** START OF TASK INPUTS **

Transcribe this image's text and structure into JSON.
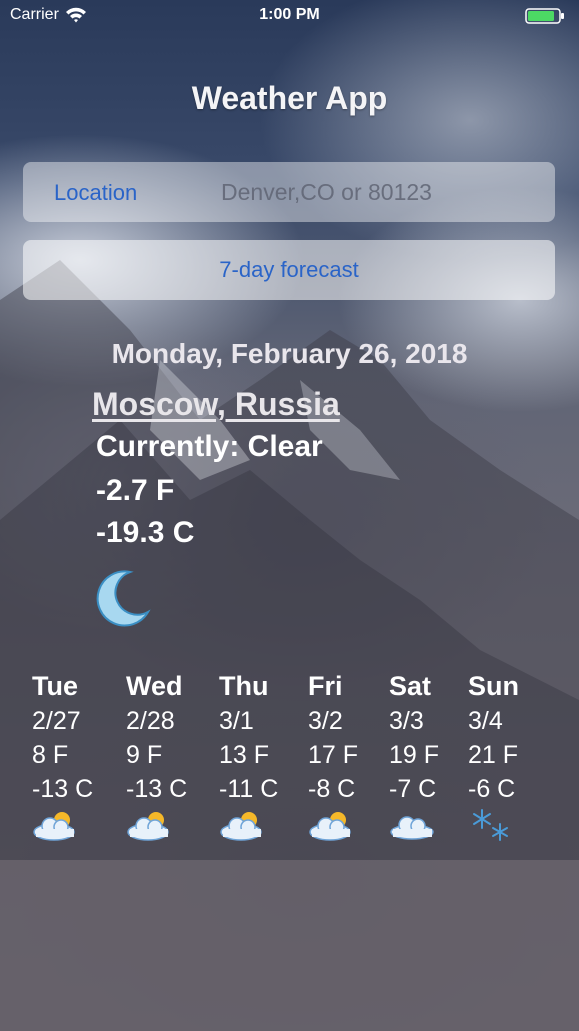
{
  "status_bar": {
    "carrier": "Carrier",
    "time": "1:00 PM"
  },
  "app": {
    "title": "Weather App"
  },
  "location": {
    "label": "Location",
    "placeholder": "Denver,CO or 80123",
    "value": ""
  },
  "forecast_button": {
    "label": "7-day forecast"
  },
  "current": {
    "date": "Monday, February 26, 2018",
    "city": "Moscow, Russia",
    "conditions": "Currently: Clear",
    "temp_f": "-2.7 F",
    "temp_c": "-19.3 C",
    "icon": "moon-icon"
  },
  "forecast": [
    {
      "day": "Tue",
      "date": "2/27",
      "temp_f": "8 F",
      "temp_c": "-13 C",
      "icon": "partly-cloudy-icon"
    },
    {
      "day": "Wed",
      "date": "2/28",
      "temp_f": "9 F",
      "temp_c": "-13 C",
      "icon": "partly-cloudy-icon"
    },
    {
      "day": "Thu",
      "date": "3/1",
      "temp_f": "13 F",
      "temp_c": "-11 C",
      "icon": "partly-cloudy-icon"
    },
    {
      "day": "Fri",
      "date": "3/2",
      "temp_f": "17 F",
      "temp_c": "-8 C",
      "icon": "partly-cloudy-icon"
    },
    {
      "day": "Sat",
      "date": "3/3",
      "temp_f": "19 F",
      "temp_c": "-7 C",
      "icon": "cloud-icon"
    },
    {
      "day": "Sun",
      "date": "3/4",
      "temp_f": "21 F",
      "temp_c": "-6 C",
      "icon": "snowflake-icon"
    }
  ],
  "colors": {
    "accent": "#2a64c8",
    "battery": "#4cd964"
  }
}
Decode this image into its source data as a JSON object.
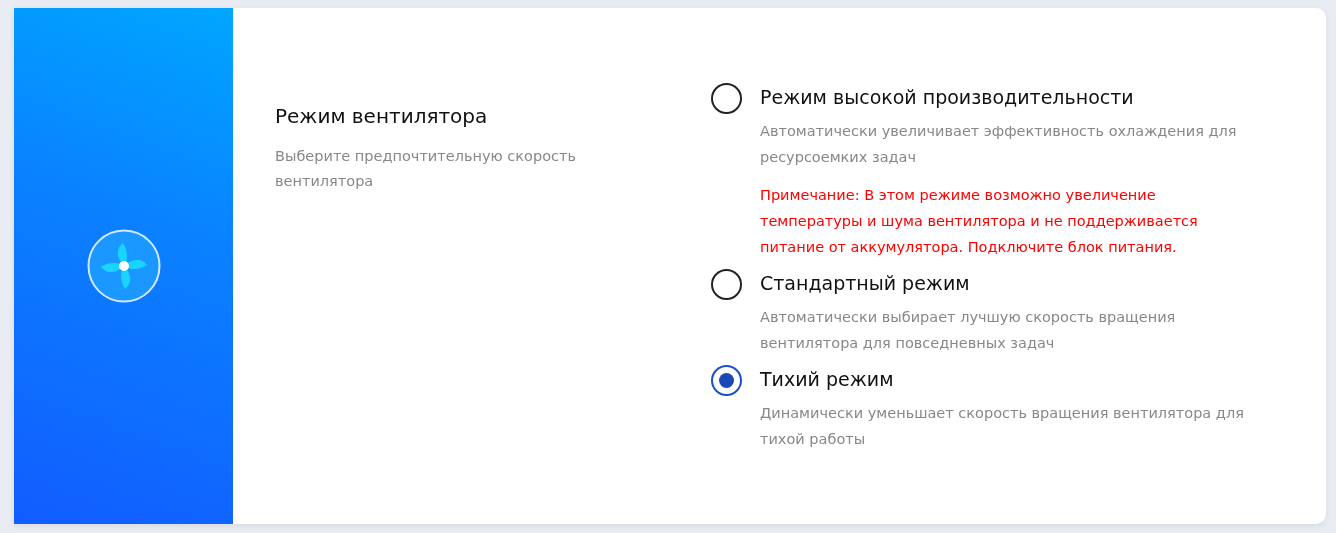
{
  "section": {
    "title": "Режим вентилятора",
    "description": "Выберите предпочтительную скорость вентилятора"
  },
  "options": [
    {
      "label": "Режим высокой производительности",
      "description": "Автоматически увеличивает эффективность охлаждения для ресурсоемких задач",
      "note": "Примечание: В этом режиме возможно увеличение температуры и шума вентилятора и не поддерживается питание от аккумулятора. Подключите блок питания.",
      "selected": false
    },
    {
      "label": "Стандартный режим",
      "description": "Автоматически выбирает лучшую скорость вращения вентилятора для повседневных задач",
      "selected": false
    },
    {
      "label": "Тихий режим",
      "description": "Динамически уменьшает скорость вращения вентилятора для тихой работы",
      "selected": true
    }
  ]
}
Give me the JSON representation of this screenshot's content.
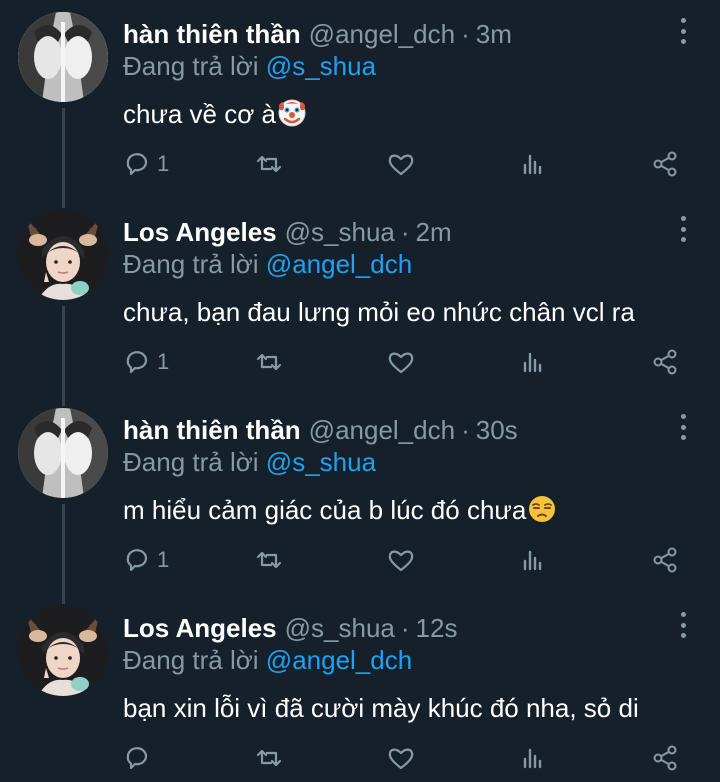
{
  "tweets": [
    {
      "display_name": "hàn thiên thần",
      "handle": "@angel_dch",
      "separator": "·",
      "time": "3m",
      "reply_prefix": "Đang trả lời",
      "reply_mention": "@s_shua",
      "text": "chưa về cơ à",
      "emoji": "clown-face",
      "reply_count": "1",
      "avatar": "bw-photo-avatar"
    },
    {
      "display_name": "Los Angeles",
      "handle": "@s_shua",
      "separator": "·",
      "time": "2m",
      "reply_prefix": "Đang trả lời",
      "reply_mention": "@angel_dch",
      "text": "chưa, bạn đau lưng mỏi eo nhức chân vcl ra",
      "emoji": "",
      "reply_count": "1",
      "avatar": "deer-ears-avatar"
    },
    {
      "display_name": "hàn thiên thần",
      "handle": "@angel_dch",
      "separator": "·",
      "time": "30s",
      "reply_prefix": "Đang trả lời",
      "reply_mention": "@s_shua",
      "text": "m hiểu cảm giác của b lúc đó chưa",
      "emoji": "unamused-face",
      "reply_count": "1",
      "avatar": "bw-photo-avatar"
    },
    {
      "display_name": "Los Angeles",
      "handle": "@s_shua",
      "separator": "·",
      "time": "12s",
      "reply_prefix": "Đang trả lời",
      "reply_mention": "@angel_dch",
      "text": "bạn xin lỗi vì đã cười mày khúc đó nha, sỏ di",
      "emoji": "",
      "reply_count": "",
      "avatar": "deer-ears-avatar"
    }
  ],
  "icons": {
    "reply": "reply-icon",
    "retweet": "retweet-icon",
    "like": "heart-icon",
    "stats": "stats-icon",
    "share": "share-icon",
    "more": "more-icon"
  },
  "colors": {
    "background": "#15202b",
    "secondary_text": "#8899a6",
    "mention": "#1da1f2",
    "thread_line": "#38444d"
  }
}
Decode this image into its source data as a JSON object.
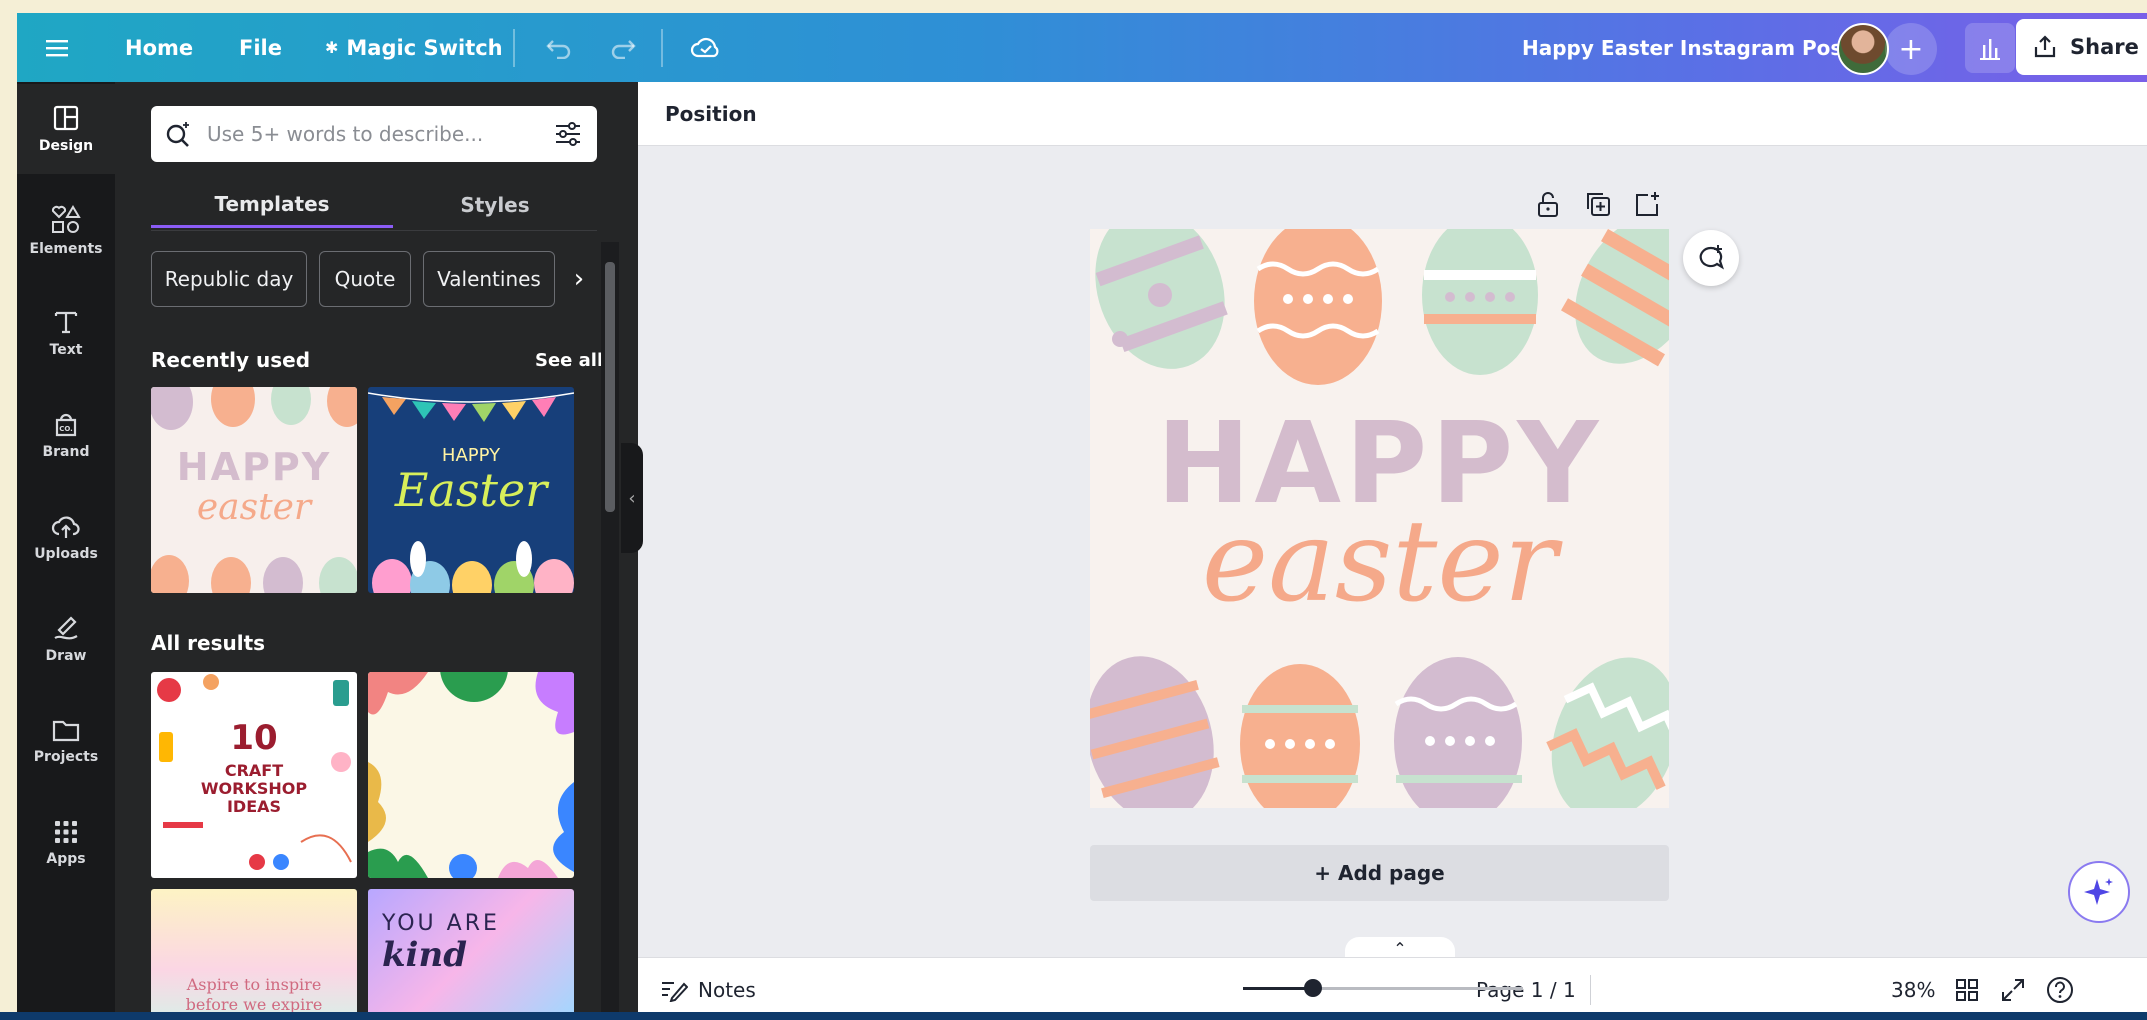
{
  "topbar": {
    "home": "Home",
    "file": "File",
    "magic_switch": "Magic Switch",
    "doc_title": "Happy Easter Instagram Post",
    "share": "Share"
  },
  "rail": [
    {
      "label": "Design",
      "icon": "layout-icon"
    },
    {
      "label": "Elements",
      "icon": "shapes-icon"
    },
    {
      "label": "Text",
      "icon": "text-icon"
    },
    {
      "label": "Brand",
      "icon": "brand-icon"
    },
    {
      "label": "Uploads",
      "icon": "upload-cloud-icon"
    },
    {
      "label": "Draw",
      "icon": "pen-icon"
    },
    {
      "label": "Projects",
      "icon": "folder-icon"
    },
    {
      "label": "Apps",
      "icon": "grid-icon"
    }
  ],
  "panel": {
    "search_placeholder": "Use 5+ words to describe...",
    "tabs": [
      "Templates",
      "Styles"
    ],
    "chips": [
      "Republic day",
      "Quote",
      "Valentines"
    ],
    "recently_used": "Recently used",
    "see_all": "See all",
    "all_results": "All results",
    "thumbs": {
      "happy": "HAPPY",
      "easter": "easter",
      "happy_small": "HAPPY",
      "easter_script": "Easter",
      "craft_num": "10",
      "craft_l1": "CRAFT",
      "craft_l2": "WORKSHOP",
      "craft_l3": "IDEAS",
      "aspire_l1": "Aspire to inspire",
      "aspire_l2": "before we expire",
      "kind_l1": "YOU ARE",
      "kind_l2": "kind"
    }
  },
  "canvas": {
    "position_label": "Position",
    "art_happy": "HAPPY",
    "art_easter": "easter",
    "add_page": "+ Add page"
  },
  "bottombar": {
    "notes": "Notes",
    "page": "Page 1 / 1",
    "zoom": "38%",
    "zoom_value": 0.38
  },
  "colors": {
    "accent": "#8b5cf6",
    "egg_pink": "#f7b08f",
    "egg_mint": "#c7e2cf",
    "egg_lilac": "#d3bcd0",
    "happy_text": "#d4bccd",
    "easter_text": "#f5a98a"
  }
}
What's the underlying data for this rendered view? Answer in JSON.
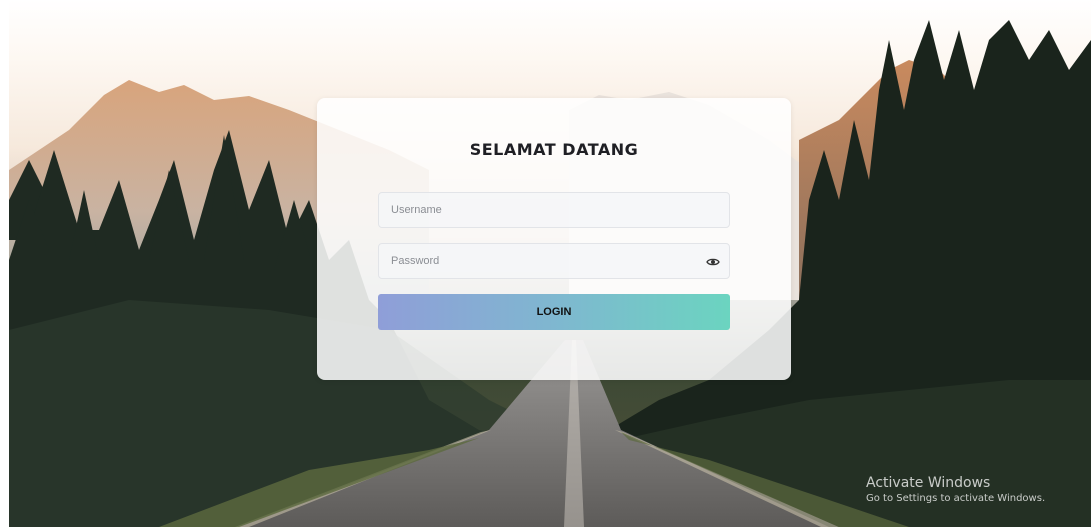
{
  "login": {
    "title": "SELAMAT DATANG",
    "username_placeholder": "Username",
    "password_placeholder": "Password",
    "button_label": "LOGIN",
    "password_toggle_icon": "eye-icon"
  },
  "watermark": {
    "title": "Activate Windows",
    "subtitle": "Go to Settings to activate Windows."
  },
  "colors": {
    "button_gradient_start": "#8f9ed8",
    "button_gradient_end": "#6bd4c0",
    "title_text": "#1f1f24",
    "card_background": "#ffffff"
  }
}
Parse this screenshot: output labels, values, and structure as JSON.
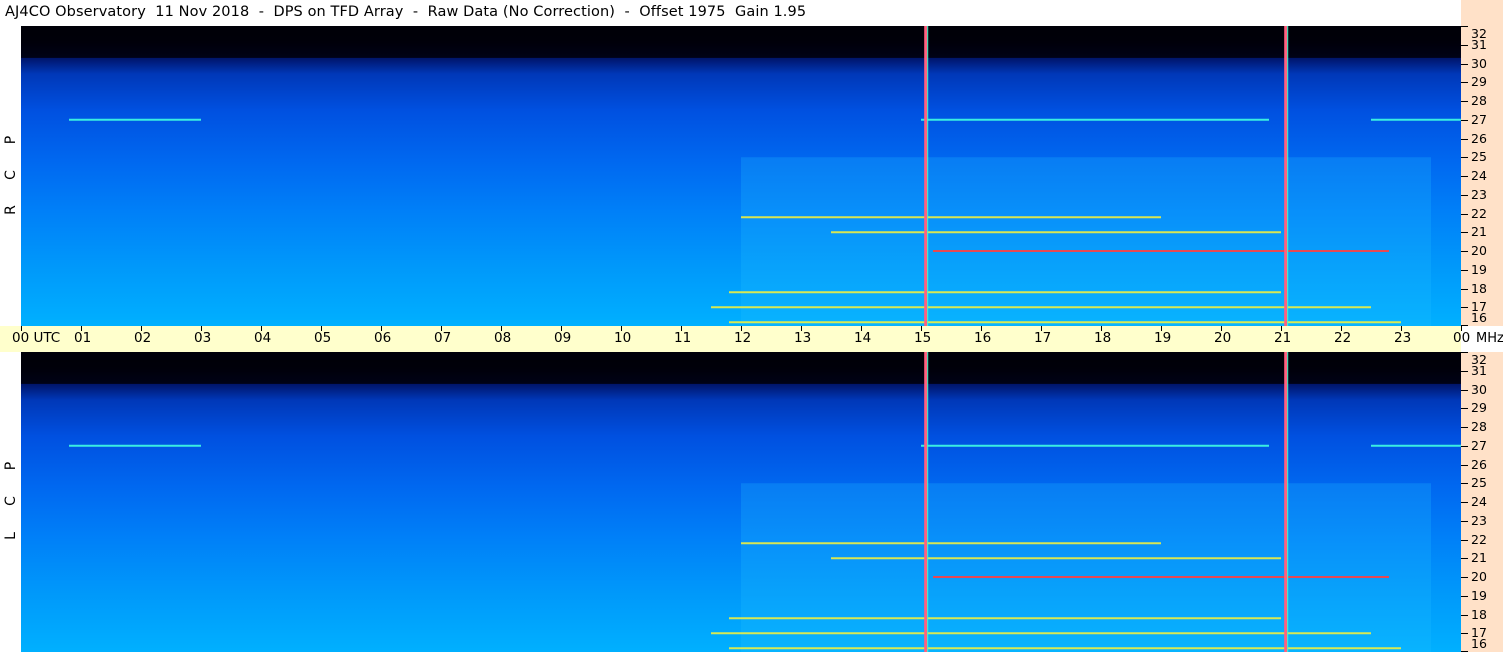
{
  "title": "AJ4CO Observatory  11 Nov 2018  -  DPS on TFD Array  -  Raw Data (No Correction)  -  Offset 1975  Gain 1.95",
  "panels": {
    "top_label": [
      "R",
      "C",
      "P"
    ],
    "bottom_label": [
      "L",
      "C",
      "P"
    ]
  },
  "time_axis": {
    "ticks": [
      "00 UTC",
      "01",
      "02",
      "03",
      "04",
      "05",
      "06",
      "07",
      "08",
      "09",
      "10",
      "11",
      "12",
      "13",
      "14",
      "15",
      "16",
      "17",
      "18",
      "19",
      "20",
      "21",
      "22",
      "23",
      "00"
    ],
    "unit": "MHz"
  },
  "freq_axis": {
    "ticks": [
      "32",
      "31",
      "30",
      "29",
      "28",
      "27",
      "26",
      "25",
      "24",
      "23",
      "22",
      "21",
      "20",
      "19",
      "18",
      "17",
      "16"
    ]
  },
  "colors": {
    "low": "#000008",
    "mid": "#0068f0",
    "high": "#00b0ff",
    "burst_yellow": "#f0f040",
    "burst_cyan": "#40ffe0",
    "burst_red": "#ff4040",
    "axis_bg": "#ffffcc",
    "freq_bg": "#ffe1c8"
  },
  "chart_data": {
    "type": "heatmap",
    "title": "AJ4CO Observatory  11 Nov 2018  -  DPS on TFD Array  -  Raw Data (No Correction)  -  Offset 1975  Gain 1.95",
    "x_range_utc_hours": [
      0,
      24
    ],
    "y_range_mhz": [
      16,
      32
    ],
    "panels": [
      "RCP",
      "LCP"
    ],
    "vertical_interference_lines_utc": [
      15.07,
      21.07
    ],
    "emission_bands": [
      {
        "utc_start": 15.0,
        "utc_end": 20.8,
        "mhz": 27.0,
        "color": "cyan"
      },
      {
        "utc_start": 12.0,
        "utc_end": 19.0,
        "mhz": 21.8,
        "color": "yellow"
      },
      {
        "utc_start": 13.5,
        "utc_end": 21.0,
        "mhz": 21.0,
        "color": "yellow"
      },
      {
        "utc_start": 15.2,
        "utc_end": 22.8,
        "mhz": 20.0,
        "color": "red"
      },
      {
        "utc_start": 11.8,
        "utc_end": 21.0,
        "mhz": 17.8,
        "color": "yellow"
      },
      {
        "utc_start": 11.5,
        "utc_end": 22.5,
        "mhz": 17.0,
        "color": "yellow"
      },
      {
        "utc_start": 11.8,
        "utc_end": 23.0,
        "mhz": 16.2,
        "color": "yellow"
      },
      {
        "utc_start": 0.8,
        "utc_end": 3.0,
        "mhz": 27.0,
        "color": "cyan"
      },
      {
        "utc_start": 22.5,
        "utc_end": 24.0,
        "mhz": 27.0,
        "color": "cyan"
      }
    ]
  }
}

** END OF TASK INPUTS **

TASK OBJECTIVE: Select the lines in this material that hold the word "задач", leaving none out.

COMPLETE RESPONSE:
      "description": "Автоматически увеличивает эффективность охлаждения для ресурсоемких задач",
      "description": "Автоматически выбирает лучшую скорость вращения вентилятора для повседневных задач",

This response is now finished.